INSTRUCTIONS FOR THE TASK -
Each record that follows should be repeated exactly, minus any images.

GIVEN DATA -
▼

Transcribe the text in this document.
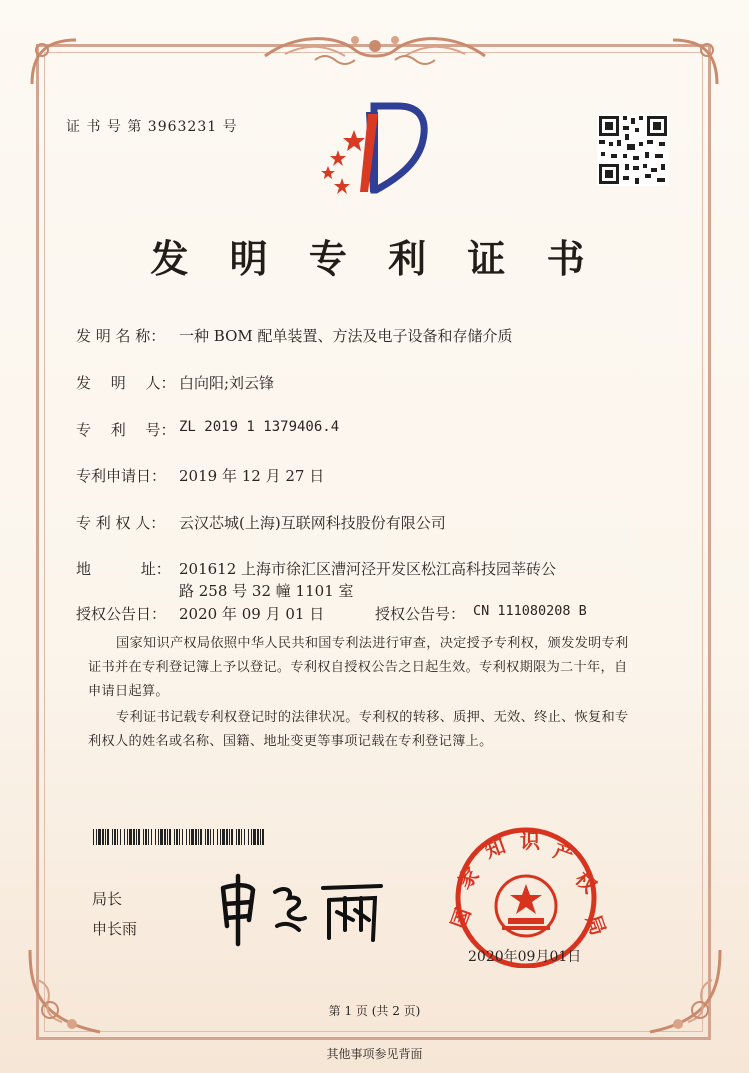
证 书 号 第 3963231 号
发 明 专 利 证 书
发 明 名 称： 一种 BOM 配单装置、方法及电子设备和存储介质
发　 明　 人： 白向阳;刘云锋
专　 利　 号： ZL 2019 1 1379406.4
专利申请日： 2019 年 12 月 27 日
专 利 权 人： 云汉芯城(上海)互联网科技股份有限公司
地　　　 址： 201612 上海市徐汇区漕河泾开发区松江高科技园莘砖公
路 258 号 32 幢 1101 室
授权公告日： 2020 年 09 月 01 日	授权公告号： CN 111080208 B
国家知识产权局依照中华人民共和国专利法进行审查，决定授予专利权，颁发发明专利
证书并在专利登记簿上予以登记。专利权自授权公告之日起生效。专利权期限为二十年，自
申请日起算。
专利证书记载专利权登记时的法律状况。专利权的转移、质押、无效、终止、恢复和专
利权人的姓名或名称、国籍、地址变更等事项记载在专利登记簿上。
局长
申长雨	国
家
知 识 产
权
局
2020年09月01日
第 1 页 (共 2 页)
其他事项参见背面
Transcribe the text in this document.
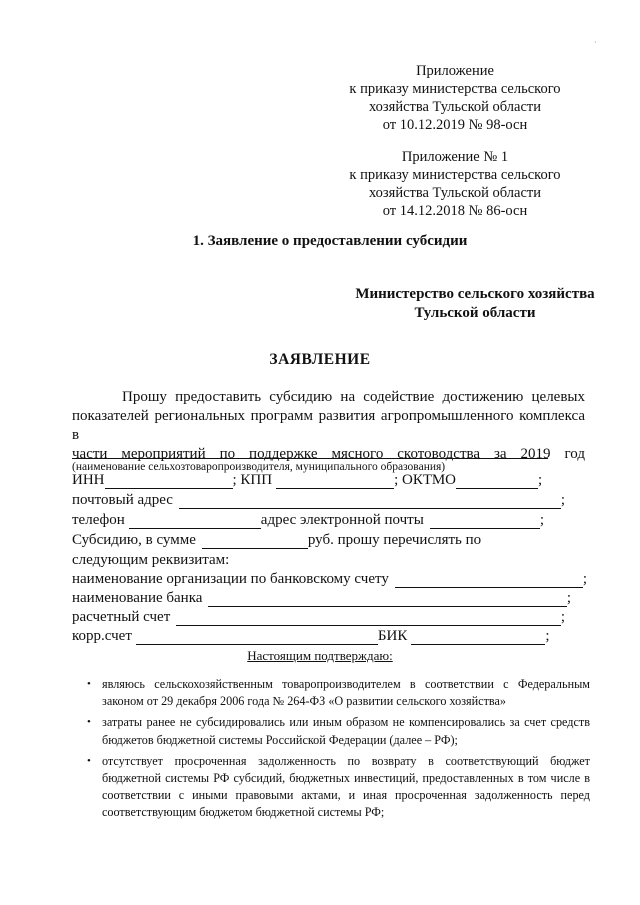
·
Приложение
к приказу министерства сельского
хозяйства Тульской области
от 10.12.2019 № 98-осн
Приложение № 1
к приказу министерства сельского
хозяйства Тульской области
от 14.12.2018 № 86-осн
1. Заявление о предоставлении субсидии
Министерство сельского хозяйства
Тульской области
ЗАЯВЛЕНИЕ
Прошу предоставить субсидию на содействие достижению целевых
показателей региональных программ развития агропромышленного комплекса в
части мероприятий по поддержке мясного скотоводства за 2019 год
(наименование сельхозтоваропроизводителя, муниципального образования)
ИНН	; КПП	; ОКТМО	;
почтовый адрес	;
телефон	адрес электронной почты	;
Субсидию, в сумме	руб. прошу перечислять по
следующим реквизитам:
наименование организации по банковскому счету	;
наименование банка	;
расчетный счет	;
корр.счет	БИК	;
Настоящим подтверждаю:
• являюсь сельскохозяйственным товаропроизводителем в соответствии с Федеральным законом от 29 декабря 2006 года № 264-ФЗ «О развитии сельского хозяйства»
• затраты ранее не субсидировались или иным образом не компенсировались за счет средств бюджетов бюджетной системы Российской Федерации (далее – РФ);
• отсутствует просроченная задолженность по возврату в соответствующий бюджет бюджетной системы РФ субсидий, бюджетных инвестиций, предоставленных в том числе в соответствии с иными правовыми актами, и иная просроченная задолженность перед соответствующим бюджетом бюджетной системы РФ;
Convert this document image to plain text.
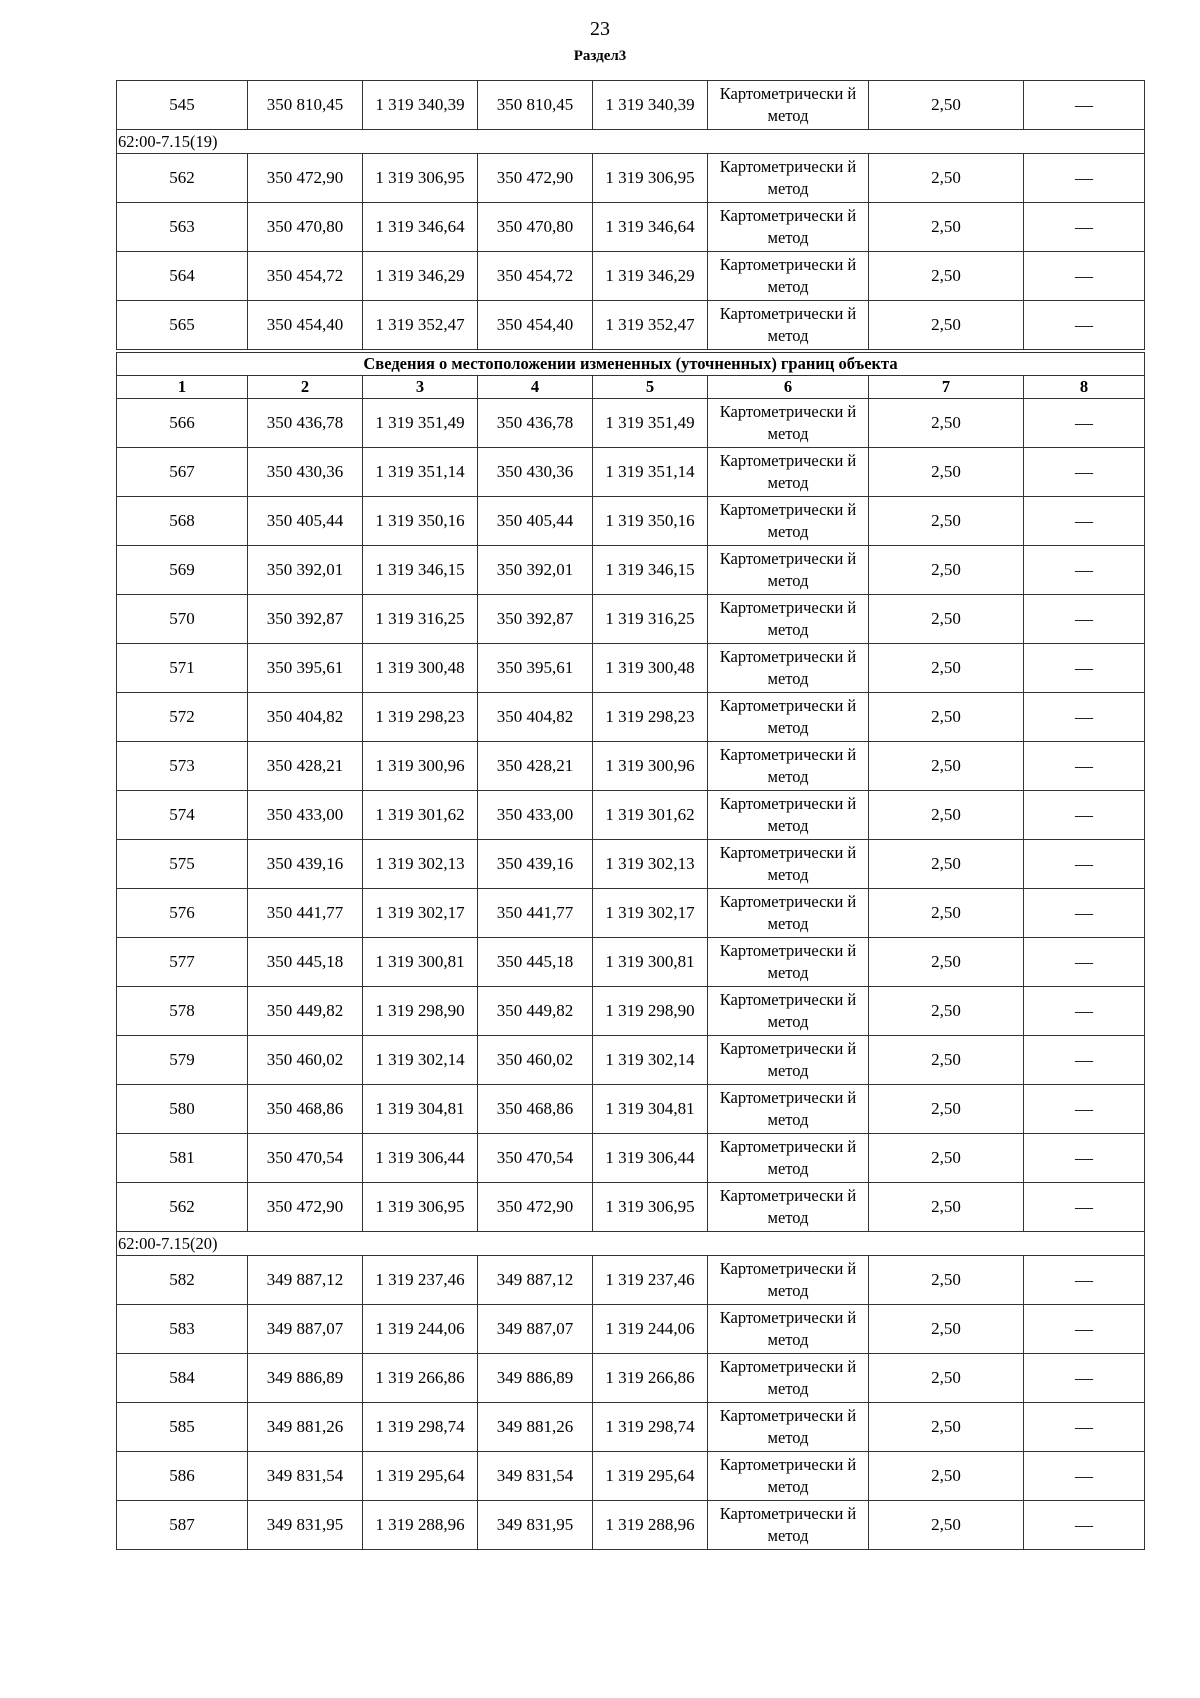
23
Раздел3
545	350 810,45	1 319 340,39	350 810,45	1 319 340,39	Картометрически й метод	2,50	—
62:00-7.15(19)							
562	350 472,90	1 319 306,95	350 472,90	1 319 306,95	Картометрически й метод	2,50	—
563	350 470,80	1 319 346,64	350 470,80	1 319 346,64	Картометрически й метод	2,50	—
564	350 454,72	1 319 346,29	350 454,72	1 319 346,29	Картометрически й метод	2,50	—
565	350 454,40	1 319 352,47	350 454,40	1 319 352,47	Картометрически й метод	2,50	—
Сведения о местоположении измененных (уточненных) границ объекта							
1	2	3	4	5	6	7	8
566	350 436,78	1 319 351,49	350 436,78	1 319 351,49	Картометрически й метод	2,50	—
567	350 430,36	1 319 351,14	350 430,36	1 319 351,14	Картометрически й метод	2,50	—
568	350 405,44	1 319 350,16	350 405,44	1 319 350,16	Картометрически й метод	2,50	—
569	350 392,01	1 319 346,15	350 392,01	1 319 346,15	Картометрически й метод	2,50	—
570	350 392,87	1 319 316,25	350 392,87	1 319 316,25	Картометрически й метод	2,50	—
571	350 395,61	1 319 300,48	350 395,61	1 319 300,48	Картометрически й метод	2,50	—
572	350 404,82	1 319 298,23	350 404,82	1 319 298,23	Картометрически й метод	2,50	—
573	350 428,21	1 319 300,96	350 428,21	1 319 300,96	Картометрически й метод	2,50	—
574	350 433,00	1 319 301,62	350 433,00	1 319 301,62	Картометрически й метод	2,50	—
575	350 439,16	1 319 302,13	350 439,16	1 319 302,13	Картометрически й метод	2,50	—
576	350 441,77	1 319 302,17	350 441,77	1 319 302,17	Картометрически й метод	2,50	—
577	350 445,18	1 319 300,81	350 445,18	1 319 300,81	Картометрически й метод	2,50	—
578	350 449,82	1 319 298,90	350 449,82	1 319 298,90	Картометрически й метод	2,50	—
579	350 460,02	1 319 302,14	350 460,02	1 319 302,14	Картометрически й метод	2,50	—
580	350 468,86	1 319 304,81	350 468,86	1 319 304,81	Картометрически й метод	2,50	—
581	350 470,54	1 319 306,44	350 470,54	1 319 306,44	Картометрически й метод	2,50	—
562	350 472,90	1 319 306,95	350 472,90	1 319 306,95	Картометрически й метод	2,50	—
62:00-7.15(20)							
582	349 887,12	1 319 237,46	349 887,12	1 319 237,46	Картометрически й метод	2,50	—
583	349 887,07	1 319 244,06	349 887,07	1 319 244,06	Картометрически й метод	2,50	—
584	349 886,89	1 319 266,86	349 886,89	1 319 266,86	Картометрически й метод	2,50	—
585	349 881,26	1 319 298,74	349 881,26	1 319 298,74	Картометрически й метод	2,50	—
586	349 831,54	1 319 295,64	349 831,54	1 319 295,64	Картометрически й метод	2,50	—
587	349 831,95	1 319 288,96	349 831,95	1 319 288,96	Картометрически й метод	2,50	—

▲

OUTPUT BELOW -
Transcribe the text in this document.
证 书 号 第 3963231 号
发 明 专 利 证 书
发 明 名 称： 一种 BOM 配单装置、方法及电子设备和存储介质
发　 明　 人： 白向阳;刘云锋
专　 利　 号： ZL 2019 1 1379406.4
专利申请日： 2019 年 12 月 27 日
专 利 权 人： 云汉芯城(上海)互联网科技股份有限公司
地　　　 址： 201612 上海市徐汇区漕河泾开发区松江高科技园莘砖公
路 258 号 32 幢 1101 室
授权公告日： 2020 年 09 月 01 日	授权公告号： CN 111080208 B
国家知识产权局依照中华人民共和国专利法进行审查，决定授予专利权，颁发发明专利
证书并在专利登记簿上予以登记。专利权自授权公告之日起生效。专利权期限为二十年，自
申请日起算。
专利证书记载专利权登记时的法律状况。专利权的转移、质押、无效、终止、恢复和专
利权人的姓名或名称、国籍、地址变更等事项记载在专利登记簿上。
局长
申长雨	国
家
知 识 产
权
局
2020年09月01日
第 1 页 (共 2 页)
其他事项参见背面
Transcribe the text in this document.
·
Приложение
к приказу министерства сельского
хозяйства Тульской области
от 10.12.2019 № 98-осн
Приложение № 1
к приказу министерства сельского
хозяйства Тульской области
от 14.12.2018 № 86-осн
1. Заявление о предоставлении субсидии
Министерство сельского хозяйства
Тульской области
ЗАЯВЛЕНИЕ
Прошу предоставить субсидию на содействие достижению целевых
показателей региональных программ развития агропромышленного комплекса в
части мероприятий по поддержке мясного скотоводства за 2019 год
(наименование сельхозтоваропроизводителя, муниципального образования)
ИНН	; КПП	; ОКТМО	;
почтовый адрес	;
телефон	адрес электронной почты	;
Субсидию, в сумме	руб. прошу перечислять по
следующим реквизитам:
наименование организации по банковскому счету	;
наименование банка	;
расчетный счет	;
корр.счет	БИК	;
Настоящим подтверждаю:
• являюсь сельскохозяйственным товаропроизводителем в соответствии с Федеральным законом от 29 декабря 2006 года № 264-ФЗ «О развитии сельского хозяйства»
• затраты ранее не субсидировались или иным образом не компенсировались за счет средств бюджетов бюджетной системы Российской Федерации (далее – РФ);
• отсутствует просроченная задолженность по возврату в соответствующий бюджет бюджетной системы РФ субсидий, бюджетных инвестиций, предоставленных в том числе в соответствии с иными правовыми актами, и иная просроченная задолженность перед соответствующим бюджетом бюджетной системы РФ;
Convert this document image to plain text.
23
Раздел3
545	350 810,45	1 319 340,39	350 810,45	1 319 340,39	Картометрически й метод	2,50	—
62:00-7.15(19)							
562	350 472,90	1 319 306,95	350 472,90	1 319 306,95	Картометрически й метод	2,50	—
563	350 470,80	1 319 346,64	350 470,80	1 319 346,64	Картометрически й метод	2,50	—
564	350 454,72	1 319 346,29	350 454,72	1 319 346,29	Картометрически й метод	2,50	—
565	350 454,40	1 319 352,47	350 454,40	1 319 352,47	Картометрически й метод	2,50	—
Сведения о местоположении измененных (уточненных) границ объекта							
1	2	3	4	5	6	7	8
566	350 436,78	1 319 351,49	350 436,78	1 319 351,49	Картометрически й метод	2,50	—
567	350 430,36	1 319 351,14	350 430,36	1 319 351,14	Картометрически й метод	2,50	—
568	350 405,44	1 319 350,16	350 405,44	1 319 350,16	Картометрически й метод	2,50	—
569	350 392,01	1 319 346,15	350 392,01	1 319 346,15	Картометрически й метод	2,50	—
570	350 392,87	1 319 316,25	350 392,87	1 319 316,25	Картометрически й метод	2,50	—
571	350 395,61	1 319 300,48	350 395,61	1 319 300,48	Картометрически й метод	2,50	—
572	350 404,82	1 319 298,23	350 404,82	1 319 298,23	Картометрически й метод	2,50	—
573	350 428,21	1 319 300,96	350 428,21	1 319 300,96	Картометрически й метод	2,50	—
574	350 433,00	1 319 301,62	350 433,00	1 319 301,62	Картометрически й метод	2,50	—
575	350 439,16	1 319 302,13	350 439,16	1 319 302,13	Картометрически й метод	2,50	—
576	350 441,77	1 319 302,17	350 441,77	1 319 302,17	Картометрически й метод	2,50	—
577	350 445,18	1 319 300,81	350 445,18	1 319 300,81	Картометрически й метод	2,50	—
578	350 449,82	1 319 298,90	350 449,82	1 319 298,90	Картометрически й метод	2,50	—
579	350 460,02	1 319 302,14	350 460,02	1 319 302,14	Картометрически й метод	2,50	—
580	350 468,86	1 319 304,81	350 468,86	1 319 304,81	Картометрически й метод	2,50	—
581	350 470,54	1 319 306,44	350 470,54	1 319 306,44	Картометрически й метод	2,50	—
562	350 472,90	1 319 306,95	350 472,90	1 319 306,95	Картометрически й метод	2,50	—
62:00-7.15(20)							
582	349 887,12	1 319 237,46	349 887,12	1 319 237,46	Картометрически й метод	2,50	—
583	349 887,07	1 319 244,06	349 887,07	1 319 244,06	Картометрически й метод	2,50	—
584	349 886,89	1 319 266,86	349 886,89	1 319 266,86	Картометрически й метод	2,50	—
585	349 881,26	1 319 298,74	349 881,26	1 319 298,74	Картометрически й метод	2,50	—
586	349 831,54	1 319 295,64	349 831,54	1 319 295,64	Картометрически й метод	2,50	—
587	349 831,95	1 319 288,96	349 831,95	1 319 288,96	Картометрически й метод	2,50	—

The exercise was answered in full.